**EXERCISE TASK:**
Determine how many lines of the data below contain "других", then give only that number.

===============

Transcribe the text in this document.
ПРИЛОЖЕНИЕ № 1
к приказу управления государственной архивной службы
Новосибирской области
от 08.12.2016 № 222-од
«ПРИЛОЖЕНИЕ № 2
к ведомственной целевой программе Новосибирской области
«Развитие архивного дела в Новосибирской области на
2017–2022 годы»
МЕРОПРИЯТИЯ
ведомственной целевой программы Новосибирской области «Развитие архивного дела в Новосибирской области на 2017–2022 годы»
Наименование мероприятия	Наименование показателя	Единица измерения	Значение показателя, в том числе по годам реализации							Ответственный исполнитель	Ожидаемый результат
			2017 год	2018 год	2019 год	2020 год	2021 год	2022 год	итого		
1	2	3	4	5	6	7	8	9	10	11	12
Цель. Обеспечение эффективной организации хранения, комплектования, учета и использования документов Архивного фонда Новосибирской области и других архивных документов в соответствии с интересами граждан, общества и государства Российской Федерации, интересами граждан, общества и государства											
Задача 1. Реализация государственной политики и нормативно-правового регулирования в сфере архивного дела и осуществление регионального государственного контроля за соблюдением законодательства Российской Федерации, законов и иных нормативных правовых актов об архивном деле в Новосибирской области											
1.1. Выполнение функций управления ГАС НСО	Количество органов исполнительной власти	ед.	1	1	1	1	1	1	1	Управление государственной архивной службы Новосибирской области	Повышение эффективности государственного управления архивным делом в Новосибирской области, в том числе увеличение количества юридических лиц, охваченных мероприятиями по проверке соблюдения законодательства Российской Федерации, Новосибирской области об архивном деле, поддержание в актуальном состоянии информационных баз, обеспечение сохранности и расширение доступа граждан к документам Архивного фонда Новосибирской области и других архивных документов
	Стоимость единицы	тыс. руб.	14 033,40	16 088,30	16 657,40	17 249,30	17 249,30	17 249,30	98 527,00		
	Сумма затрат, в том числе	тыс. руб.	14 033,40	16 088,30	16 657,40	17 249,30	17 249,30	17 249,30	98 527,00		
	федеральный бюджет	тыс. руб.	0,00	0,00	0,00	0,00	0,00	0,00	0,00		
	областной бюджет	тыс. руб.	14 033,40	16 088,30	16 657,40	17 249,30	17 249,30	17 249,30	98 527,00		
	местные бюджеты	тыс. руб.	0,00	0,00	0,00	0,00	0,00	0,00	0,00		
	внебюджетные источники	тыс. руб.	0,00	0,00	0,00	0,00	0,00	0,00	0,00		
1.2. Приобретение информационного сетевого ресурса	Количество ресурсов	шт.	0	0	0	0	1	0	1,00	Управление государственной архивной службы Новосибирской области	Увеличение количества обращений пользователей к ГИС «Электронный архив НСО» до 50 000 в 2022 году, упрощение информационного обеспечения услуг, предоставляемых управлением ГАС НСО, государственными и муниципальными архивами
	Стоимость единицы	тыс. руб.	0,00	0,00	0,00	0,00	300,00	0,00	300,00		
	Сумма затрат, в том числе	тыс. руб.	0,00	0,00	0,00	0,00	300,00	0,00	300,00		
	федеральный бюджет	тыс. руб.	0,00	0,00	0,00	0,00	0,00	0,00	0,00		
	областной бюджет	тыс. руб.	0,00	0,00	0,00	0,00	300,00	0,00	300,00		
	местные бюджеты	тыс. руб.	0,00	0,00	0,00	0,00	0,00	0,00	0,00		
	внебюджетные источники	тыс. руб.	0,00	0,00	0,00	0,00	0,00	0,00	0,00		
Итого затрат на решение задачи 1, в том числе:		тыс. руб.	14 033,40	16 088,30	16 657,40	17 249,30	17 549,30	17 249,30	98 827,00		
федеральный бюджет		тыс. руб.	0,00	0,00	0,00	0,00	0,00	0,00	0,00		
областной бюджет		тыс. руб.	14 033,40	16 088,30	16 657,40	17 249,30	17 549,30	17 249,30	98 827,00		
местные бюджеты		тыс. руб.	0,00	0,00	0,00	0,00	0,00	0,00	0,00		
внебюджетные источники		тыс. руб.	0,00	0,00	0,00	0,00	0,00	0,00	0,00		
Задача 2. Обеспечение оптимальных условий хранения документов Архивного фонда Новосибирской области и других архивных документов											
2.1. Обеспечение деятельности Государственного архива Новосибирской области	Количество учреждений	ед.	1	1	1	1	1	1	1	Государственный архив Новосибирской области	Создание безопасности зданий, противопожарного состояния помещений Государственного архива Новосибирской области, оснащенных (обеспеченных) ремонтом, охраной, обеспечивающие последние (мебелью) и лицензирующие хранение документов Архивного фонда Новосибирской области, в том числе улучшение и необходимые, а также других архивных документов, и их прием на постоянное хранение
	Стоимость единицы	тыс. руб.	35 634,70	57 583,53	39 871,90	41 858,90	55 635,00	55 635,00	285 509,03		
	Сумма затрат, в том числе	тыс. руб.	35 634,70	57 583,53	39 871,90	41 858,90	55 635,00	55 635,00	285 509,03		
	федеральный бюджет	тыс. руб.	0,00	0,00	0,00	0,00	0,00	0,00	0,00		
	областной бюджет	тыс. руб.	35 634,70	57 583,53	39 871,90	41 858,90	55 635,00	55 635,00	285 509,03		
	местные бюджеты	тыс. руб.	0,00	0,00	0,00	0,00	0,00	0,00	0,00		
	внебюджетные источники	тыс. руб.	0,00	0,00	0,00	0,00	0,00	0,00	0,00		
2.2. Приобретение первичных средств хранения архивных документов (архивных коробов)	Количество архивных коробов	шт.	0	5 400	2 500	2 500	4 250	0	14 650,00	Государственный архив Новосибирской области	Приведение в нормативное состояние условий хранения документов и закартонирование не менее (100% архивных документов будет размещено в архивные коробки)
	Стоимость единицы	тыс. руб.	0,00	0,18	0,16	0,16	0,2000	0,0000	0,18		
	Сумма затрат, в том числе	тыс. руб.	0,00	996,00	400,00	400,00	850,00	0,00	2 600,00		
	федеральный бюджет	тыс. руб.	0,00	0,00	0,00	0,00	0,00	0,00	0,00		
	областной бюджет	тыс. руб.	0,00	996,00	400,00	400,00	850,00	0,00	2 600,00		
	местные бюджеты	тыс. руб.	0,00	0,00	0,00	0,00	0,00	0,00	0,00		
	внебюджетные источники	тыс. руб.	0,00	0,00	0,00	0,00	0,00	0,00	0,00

===============

**RESULT:**
4